▶ [TASK GOAL]: Tally up the lines carrying the string "JSON" and respond with only the resulting number.

Dataset records
-- -- --

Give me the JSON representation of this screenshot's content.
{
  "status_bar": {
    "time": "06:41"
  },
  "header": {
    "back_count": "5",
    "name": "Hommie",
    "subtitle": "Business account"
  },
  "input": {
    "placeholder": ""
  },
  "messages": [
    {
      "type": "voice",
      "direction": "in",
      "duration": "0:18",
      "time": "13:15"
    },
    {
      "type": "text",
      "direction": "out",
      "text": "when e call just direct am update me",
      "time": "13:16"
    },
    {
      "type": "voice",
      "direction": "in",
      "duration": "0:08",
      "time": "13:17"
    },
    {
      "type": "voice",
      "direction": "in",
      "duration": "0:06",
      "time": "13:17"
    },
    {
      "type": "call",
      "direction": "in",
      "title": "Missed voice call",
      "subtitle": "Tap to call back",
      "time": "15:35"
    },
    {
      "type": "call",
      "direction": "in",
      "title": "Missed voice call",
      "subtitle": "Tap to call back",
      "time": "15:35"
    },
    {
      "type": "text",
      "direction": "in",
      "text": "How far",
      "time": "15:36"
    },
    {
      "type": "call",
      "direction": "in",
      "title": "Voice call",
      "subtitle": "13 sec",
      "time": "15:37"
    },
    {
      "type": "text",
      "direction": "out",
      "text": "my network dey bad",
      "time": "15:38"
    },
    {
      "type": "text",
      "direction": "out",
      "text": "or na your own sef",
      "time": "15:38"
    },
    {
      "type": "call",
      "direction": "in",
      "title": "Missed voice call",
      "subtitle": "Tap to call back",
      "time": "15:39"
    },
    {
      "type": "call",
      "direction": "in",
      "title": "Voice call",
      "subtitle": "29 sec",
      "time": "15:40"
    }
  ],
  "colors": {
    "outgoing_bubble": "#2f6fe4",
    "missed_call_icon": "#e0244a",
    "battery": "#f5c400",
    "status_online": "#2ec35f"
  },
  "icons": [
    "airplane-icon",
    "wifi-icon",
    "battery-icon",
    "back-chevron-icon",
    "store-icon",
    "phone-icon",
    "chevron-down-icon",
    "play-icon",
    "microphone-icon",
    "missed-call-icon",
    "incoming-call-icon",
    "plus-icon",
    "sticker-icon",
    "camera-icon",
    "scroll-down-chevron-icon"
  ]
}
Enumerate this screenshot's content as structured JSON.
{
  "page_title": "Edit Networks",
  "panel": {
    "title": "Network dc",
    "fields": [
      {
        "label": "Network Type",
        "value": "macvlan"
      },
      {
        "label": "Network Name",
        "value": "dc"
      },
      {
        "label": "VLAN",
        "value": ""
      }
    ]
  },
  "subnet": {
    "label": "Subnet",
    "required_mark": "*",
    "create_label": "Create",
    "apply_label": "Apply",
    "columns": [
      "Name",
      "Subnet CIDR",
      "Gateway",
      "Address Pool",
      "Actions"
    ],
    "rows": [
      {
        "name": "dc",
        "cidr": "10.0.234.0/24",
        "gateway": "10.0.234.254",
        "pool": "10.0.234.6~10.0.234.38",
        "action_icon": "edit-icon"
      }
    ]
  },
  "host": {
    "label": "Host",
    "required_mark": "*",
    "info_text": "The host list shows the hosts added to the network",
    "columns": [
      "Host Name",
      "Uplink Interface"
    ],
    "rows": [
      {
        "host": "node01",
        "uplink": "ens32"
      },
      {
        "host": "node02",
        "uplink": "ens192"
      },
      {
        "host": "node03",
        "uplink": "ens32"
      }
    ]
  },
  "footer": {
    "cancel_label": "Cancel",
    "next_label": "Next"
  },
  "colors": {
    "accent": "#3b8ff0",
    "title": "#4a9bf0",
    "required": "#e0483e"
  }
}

-- -- --

▶ [RESPONSE FOR THIS EXERCISE]: 2